Excerpts from a figure dataset
------------------------------
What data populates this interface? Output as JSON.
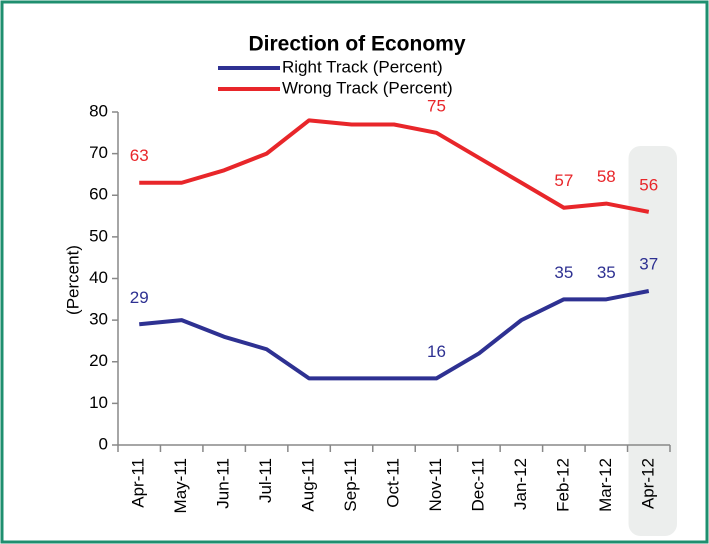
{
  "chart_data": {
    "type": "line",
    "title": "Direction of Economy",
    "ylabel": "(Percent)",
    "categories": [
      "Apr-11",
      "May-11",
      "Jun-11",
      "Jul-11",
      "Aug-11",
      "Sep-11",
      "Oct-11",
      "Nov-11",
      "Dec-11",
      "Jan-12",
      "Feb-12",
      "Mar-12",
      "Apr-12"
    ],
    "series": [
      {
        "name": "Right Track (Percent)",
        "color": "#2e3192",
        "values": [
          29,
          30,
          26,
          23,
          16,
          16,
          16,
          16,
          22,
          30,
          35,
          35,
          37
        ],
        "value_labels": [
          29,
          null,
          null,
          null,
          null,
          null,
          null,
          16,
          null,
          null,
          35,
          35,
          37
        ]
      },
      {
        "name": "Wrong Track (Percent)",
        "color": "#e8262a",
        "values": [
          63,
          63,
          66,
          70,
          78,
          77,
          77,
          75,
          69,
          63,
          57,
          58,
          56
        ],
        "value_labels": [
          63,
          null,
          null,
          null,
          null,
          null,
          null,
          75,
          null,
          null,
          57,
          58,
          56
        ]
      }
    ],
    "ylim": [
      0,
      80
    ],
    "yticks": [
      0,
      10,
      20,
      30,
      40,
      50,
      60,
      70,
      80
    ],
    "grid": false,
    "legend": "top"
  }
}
------------------------------
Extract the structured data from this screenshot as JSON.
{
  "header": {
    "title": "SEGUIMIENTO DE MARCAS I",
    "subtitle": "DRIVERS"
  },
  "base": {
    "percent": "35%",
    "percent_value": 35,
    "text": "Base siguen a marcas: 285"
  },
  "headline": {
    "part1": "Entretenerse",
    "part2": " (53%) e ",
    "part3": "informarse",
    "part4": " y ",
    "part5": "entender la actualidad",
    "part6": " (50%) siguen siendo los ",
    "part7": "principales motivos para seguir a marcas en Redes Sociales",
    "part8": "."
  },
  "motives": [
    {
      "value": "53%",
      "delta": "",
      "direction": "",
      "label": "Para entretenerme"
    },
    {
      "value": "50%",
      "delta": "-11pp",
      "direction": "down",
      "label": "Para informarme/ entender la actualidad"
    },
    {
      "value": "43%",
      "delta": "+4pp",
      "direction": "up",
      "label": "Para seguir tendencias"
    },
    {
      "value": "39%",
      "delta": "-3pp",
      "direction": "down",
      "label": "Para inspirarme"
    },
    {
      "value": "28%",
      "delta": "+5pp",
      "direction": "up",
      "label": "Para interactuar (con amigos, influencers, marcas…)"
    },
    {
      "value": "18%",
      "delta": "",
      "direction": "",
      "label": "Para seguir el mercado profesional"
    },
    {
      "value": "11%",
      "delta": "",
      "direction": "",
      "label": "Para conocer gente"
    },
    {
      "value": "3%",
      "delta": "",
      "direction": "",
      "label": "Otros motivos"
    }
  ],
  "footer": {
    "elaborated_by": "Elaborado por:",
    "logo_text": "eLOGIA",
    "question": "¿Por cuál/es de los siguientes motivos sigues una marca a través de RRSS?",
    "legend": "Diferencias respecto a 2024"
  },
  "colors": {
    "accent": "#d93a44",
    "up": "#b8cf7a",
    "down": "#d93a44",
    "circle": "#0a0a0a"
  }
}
------------------------------
What you should do —
For the entries above, count the lines that contain the string "name", and state that number without further comment.

Answer to this problem —
2